Extracts from a graphics dataset:
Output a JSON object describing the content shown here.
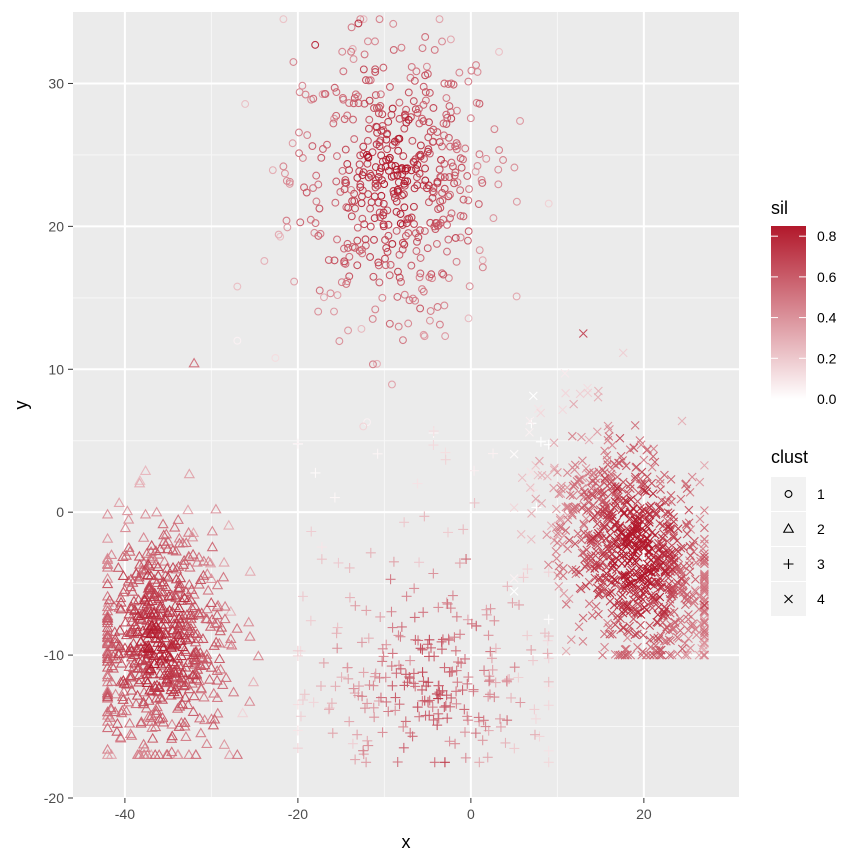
{
  "chart_data": {
    "type": "scatter",
    "xlabel": "x",
    "ylabel": "y",
    "xlim": [
      -46,
      31
    ],
    "ylim": [
      -20,
      35
    ],
    "x_ticks": [
      -40,
      -20,
      0,
      20
    ],
    "y_ticks": [
      -20,
      -10,
      0,
      10,
      20,
      30
    ],
    "x_tick_labels": [
      "-40",
      "-20",
      "0",
      "20"
    ],
    "y_tick_labels": [
      "-20",
      "-10",
      "0",
      "10",
      "20",
      "30"
    ],
    "grid": true,
    "panel_color": "#ebebeb",
    "color_scale": {
      "title": "sil",
      "low_color": "#ffffff",
      "high_color": "#b2182b",
      "range": [
        0.0,
        0.85
      ],
      "breaks": [
        0.0,
        0.2,
        0.4,
        0.6,
        0.8
      ],
      "break_labels": [
        "0.0",
        "0.2",
        "0.4",
        "0.6",
        "0.8"
      ]
    },
    "shape_legend": {
      "title": "clust",
      "entries": [
        {
          "label": "1",
          "shape": "circle"
        },
        {
          "label": "2",
          "shape": "triangle"
        },
        {
          "label": "3",
          "shape": "plus"
        },
        {
          "label": "4",
          "shape": "cross"
        }
      ]
    },
    "clusters": [
      {
        "clust": "1",
        "shape": "circle",
        "n_points": 520,
        "center": [
          -9,
          23.5
        ],
        "spread": [
          6,
          5
        ],
        "x_range": [
          -27,
          9
        ],
        "y_range": [
          6,
          34.5
        ],
        "sil_typical": 0.7
      },
      {
        "clust": "2",
        "shape": "triangle",
        "n_points": 640,
        "center": [
          -36,
          -9
        ],
        "spread": [
          4,
          4
        ],
        "x_range": [
          -42,
          -20
        ],
        "y_range": [
          -17,
          10.5
        ],
        "sil_typical": 0.7
      },
      {
        "clust": "3",
        "shape": "plus",
        "n_points": 280,
        "center": [
          -5,
          -12
        ],
        "spread": [
          8,
          3
        ],
        "x_range": [
          -20,
          9
        ],
        "y_range": [
          -17.5,
          6.5
        ],
        "sil_typical": 0.55
      },
      {
        "clust": "4",
        "shape": "cross",
        "n_points": 900,
        "center": [
          19,
          -3
        ],
        "spread": [
          4,
          3
        ],
        "x_range": [
          5,
          27
        ],
        "y_range": [
          -10,
          13
        ],
        "sil_typical": 0.8
      }
    ],
    "sample_points": [
      {
        "clust": "1",
        "x": -13,
        "y": 34.2,
        "sil": 0.75
      },
      {
        "clust": "1",
        "x": -18,
        "y": 32.7,
        "sil": 0.75
      },
      {
        "clust": "1",
        "x": -12,
        "y": 25,
        "sil": 0.85
      },
      {
        "clust": "1",
        "x": -27,
        "y": 12,
        "sil": 0.05
      },
      {
        "clust": "1",
        "x": -12,
        "y": 6.3,
        "sil": 0.05
      },
      {
        "clust": "2",
        "x": -37,
        "y": -11,
        "sil": 0.8
      },
      {
        "clust": "2",
        "x": -32,
        "y": 10.4,
        "sil": 0.5
      },
      {
        "clust": "2",
        "x": -27,
        "y": -17,
        "sil": 0.5
      },
      {
        "clust": "3",
        "x": -3,
        "y": -17.5,
        "sil": 0.7
      },
      {
        "clust": "3",
        "x": -20,
        "y": 4.8,
        "sil": 0.05
      },
      {
        "clust": "4",
        "x": 20,
        "y": -4,
        "sil": 0.85
      },
      {
        "clust": "4",
        "x": 13,
        "y": 12.5,
        "sil": 0.65
      },
      {
        "clust": "4",
        "x": 27,
        "y": -6.5,
        "sil": 0.7
      }
    ]
  }
}
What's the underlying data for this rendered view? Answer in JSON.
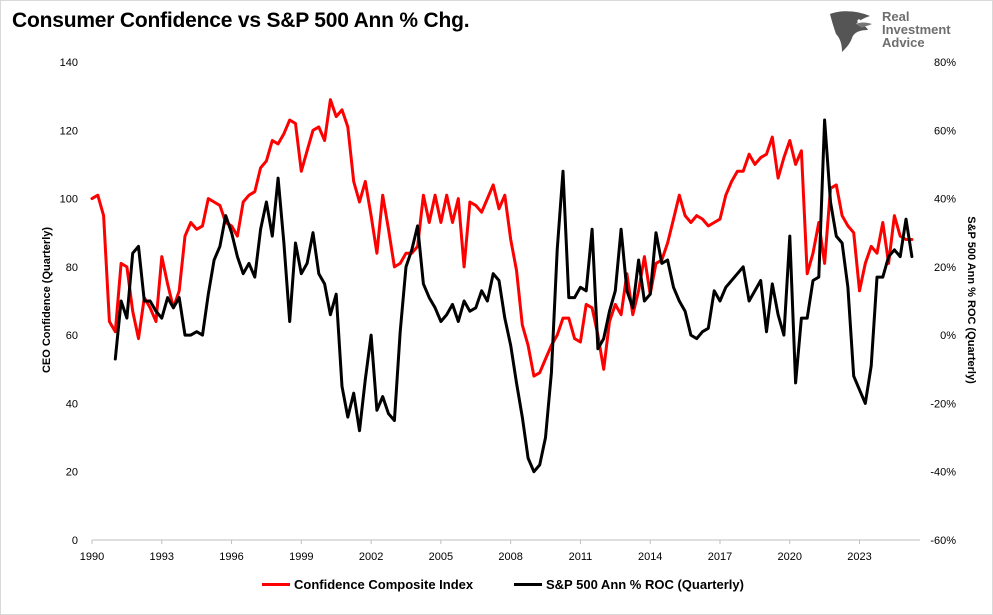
{
  "title": "Consumer Confidence vs S&P 500 Ann % Chg.",
  "logo": {
    "line1": "Real",
    "line2": "Investment",
    "line3": "Advice"
  },
  "colors": {
    "confidence": "#ff0000",
    "sp500": "#000000"
  },
  "chart_data": {
    "type": "line",
    "title": "Consumer Confidence vs S&P 500 Ann % Chg.",
    "xlabel": "",
    "ylabel": "CEO Confidence (Quarterly)",
    "y2label": "S&P 500 Ann % ROC (Quarterly)",
    "xlim": [
      1990,
      2025.6
    ],
    "ylim": [
      0,
      140
    ],
    "y2lim": [
      -60,
      80
    ],
    "x_ticks": [
      "1990",
      "1993",
      "1996",
      "1999",
      "2002",
      "2005",
      "2008",
      "2011",
      "2014",
      "2017",
      "2020",
      "2023"
    ],
    "y_ticks": [
      "0",
      "20",
      "40",
      "60",
      "80",
      "100",
      "120",
      "140"
    ],
    "y2_ticks": [
      "-60%",
      "-40%",
      "-20%",
      "0%",
      "20%",
      "40%",
      "60%",
      "80%"
    ],
    "legend": [
      "Confidence Composite Index",
      "S&P 500 Ann % ROC (Quarterly)"
    ],
    "series": [
      {
        "name": "Confidence Composite Index",
        "axis": "left",
        "x": [
          1990.0,
          1990.25,
          1990.5,
          1990.75,
          1991.0,
          1991.25,
          1991.5,
          1991.75,
          1992.0,
          1992.25,
          1992.5,
          1992.75,
          1993.0,
          1993.25,
          1993.5,
          1993.75,
          1994.0,
          1994.25,
          1994.5,
          1994.75,
          1995.0,
          1995.25,
          1995.5,
          1995.75,
          1996.0,
          1996.25,
          1996.5,
          1996.75,
          1997.0,
          1997.25,
          1997.5,
          1997.75,
          1998.0,
          1998.25,
          1998.5,
          1998.75,
          1999.0,
          1999.25,
          1999.5,
          1999.75,
          2000.0,
          2000.25,
          2000.5,
          2000.75,
          2001.0,
          2001.25,
          2001.5,
          2001.75,
          2002.0,
          2002.25,
          2002.5,
          2002.75,
          2003.0,
          2003.25,
          2003.5,
          2003.75,
          2004.0,
          2004.25,
          2004.5,
          2004.75,
          2005.0,
          2005.25,
          2005.5,
          2005.75,
          2006.0,
          2006.25,
          2006.5,
          2006.75,
          2007.0,
          2007.25,
          2007.5,
          2007.75,
          2008.0,
          2008.25,
          2008.5,
          2008.75,
          2009.0,
          2009.25,
          2009.5,
          2009.75,
          2010.0,
          2010.25,
          2010.5,
          2010.75,
          2011.0,
          2011.25,
          2011.5,
          2011.75,
          2012.0,
          2012.25,
          2012.5,
          2012.75,
          2013.0,
          2013.25,
          2013.5,
          2013.75,
          2014.0,
          2014.25,
          2014.5,
          2014.75,
          2015.0,
          2015.25,
          2015.5,
          2015.75,
          2016.0,
          2016.25,
          2016.5,
          2016.75,
          2017.0,
          2017.25,
          2017.5,
          2017.75,
          2018.0,
          2018.25,
          2018.5,
          2018.75,
          2019.0,
          2019.25,
          2019.5,
          2019.75,
          2020.0,
          2020.25,
          2020.5,
          2020.75,
          2021.0,
          2021.25,
          2021.5,
          2021.75,
          2022.0,
          2022.25,
          2022.5,
          2022.75,
          2023.0,
          2023.25,
          2023.5,
          2023.75,
          2024.0,
          2024.25,
          2024.5,
          2024.75,
          2025.0,
          2025.25
        ],
        "values": [
          100,
          101,
          95,
          64,
          61,
          81,
          80,
          67,
          59,
          71,
          68,
          64,
          83,
          75,
          68,
          73,
          89,
          93,
          91,
          92,
          100,
          99,
          98,
          93,
          92,
          89,
          99,
          101,
          102,
          109,
          111,
          117,
          116,
          119,
          123,
          122,
          108,
          114,
          120,
          121,
          117,
          129,
          124,
          126,
          121,
          105,
          99,
          105,
          95,
          84,
          101,
          91,
          80,
          81,
          84,
          84,
          86,
          101,
          93,
          101,
          93,
          101,
          93,
          100,
          80,
          99,
          98,
          96,
          100,
          104,
          97,
          101,
          88,
          79,
          63,
          57,
          48,
          49,
          53,
          57,
          60,
          65,
          65,
          59,
          58,
          69,
          68,
          60,
          50,
          64,
          69,
          66,
          78,
          66,
          73,
          83,
          72,
          81,
          82,
          87,
          94,
          101,
          95,
          93,
          95,
          94,
          92,
          93,
          94,
          101,
          105,
          108,
          108,
          113,
          110,
          112,
          113,
          118,
          106,
          112,
          117,
          110,
          114,
          78,
          84,
          93,
          81,
          103,
          104,
          95,
          92,
          90,
          73,
          81,
          86,
          84,
          93,
          81,
          95,
          89,
          88,
          88
        ]
      },
      {
        "name": "S&P 500 Ann % ROC (Quarterly)",
        "axis": "right",
        "x": [
          1991.0,
          1991.25,
          1991.5,
          1991.75,
          1992.0,
          1992.25,
          1992.5,
          1992.75,
          1993.0,
          1993.25,
          1993.5,
          1993.75,
          1994.0,
          1994.25,
          1994.5,
          1994.75,
          1995.0,
          1995.25,
          1995.5,
          1995.75,
          1996.0,
          1996.25,
          1996.5,
          1996.75,
          1997.0,
          1997.25,
          1997.5,
          1997.75,
          1998.0,
          1998.25,
          1998.5,
          1998.75,
          1999.0,
          1999.25,
          1999.5,
          1999.75,
          2000.0,
          2000.25,
          2000.5,
          2000.75,
          2001.0,
          2001.25,
          2001.5,
          2001.75,
          2002.0,
          2002.25,
          2002.5,
          2002.75,
          2003.0,
          2003.25,
          2003.5,
          2003.75,
          2004.0,
          2004.25,
          2004.5,
          2004.75,
          2005.0,
          2005.25,
          2005.5,
          2005.75,
          2006.0,
          2006.25,
          2006.5,
          2006.75,
          2007.0,
          2007.25,
          2007.5,
          2007.75,
          2008.0,
          2008.25,
          2008.5,
          2008.75,
          2009.0,
          2009.25,
          2009.5,
          2009.75,
          2010.0,
          2010.25,
          2010.5,
          2010.75,
          2011.0,
          2011.25,
          2011.5,
          2011.75,
          2012.0,
          2012.25,
          2012.5,
          2012.75,
          2013.0,
          2013.25,
          2013.5,
          2013.75,
          2014.0,
          2014.25,
          2014.5,
          2014.75,
          2015.0,
          2015.25,
          2015.5,
          2015.75,
          2016.0,
          2016.25,
          2016.5,
          2016.75,
          2017.0,
          2017.25,
          2017.5,
          2017.75,
          2018.0,
          2018.25,
          2018.5,
          2018.75,
          2019.0,
          2019.25,
          2019.5,
          2019.75,
          2020.0,
          2020.25,
          2020.5,
          2020.75,
          2021.0,
          2021.25,
          2021.5,
          2021.75,
          2022.0,
          2022.25,
          2022.5,
          2022.75,
          2023.0,
          2023.25,
          2023.5,
          2023.75,
          2024.0,
          2024.25,
          2024.5,
          2024.75,
          2025.0,
          2025.25
        ],
        "values": [
          -7,
          10,
          5,
          24,
          26,
          10,
          10,
          7,
          5,
          11,
          8,
          11,
          0,
          0,
          1,
          0,
          12,
          22,
          26,
          35,
          30,
          23,
          18,
          21,
          17,
          31,
          39,
          29,
          46,
          27,
          4,
          27,
          18,
          21,
          30,
          18,
          15,
          6,
          12,
          -15,
          -24,
          -17,
          -28,
          -13,
          0,
          -22,
          -18,
          -23,
          -25,
          1,
          20,
          25,
          32,
          15,
          11,
          8,
          4,
          6,
          9,
          4,
          10,
          7,
          8,
          13,
          10,
          18,
          16,
          5,
          -3,
          -14,
          -24,
          -36,
          -40,
          -38,
          -30,
          -11,
          25,
          48,
          11,
          11,
          14,
          13,
          31,
          -4,
          -1,
          7,
          13,
          31,
          13,
          8,
          22,
          10,
          12,
          30,
          21,
          22,
          14,
          10,
          7,
          0,
          -1,
          1,
          2,
          13,
          10,
          14,
          16,
          18,
          20,
          10,
          13,
          16,
          1,
          15,
          6,
          0,
          29,
          -14,
          5,
          5,
          16,
          17,
          63,
          39,
          29,
          27,
          14,
          -12,
          -16,
          -20,
          -9,
          17,
          17,
          23,
          25,
          23,
          34,
          23
        ]
      }
    ]
  },
  "legend": {
    "series1": "Confidence Composite Index",
    "series2": "S&P 500 Ann % ROC (Quarterly)"
  }
}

» **Exercise**
Which lines contain the word "Quarterly"? Return each of them.

» **Task response**
    "ylabel": "CEO Confidence (Quarterly)",
    "y2label": "S&P 500 Ann % ROC (Quarterly)",
      "S&P 500 Ann % ROC (Quarterly)"
        "name": "S&P 500 Ann % ROC (Quarterly)",
    "series2": "S&P 500 Ann % ROC (Quarterly)"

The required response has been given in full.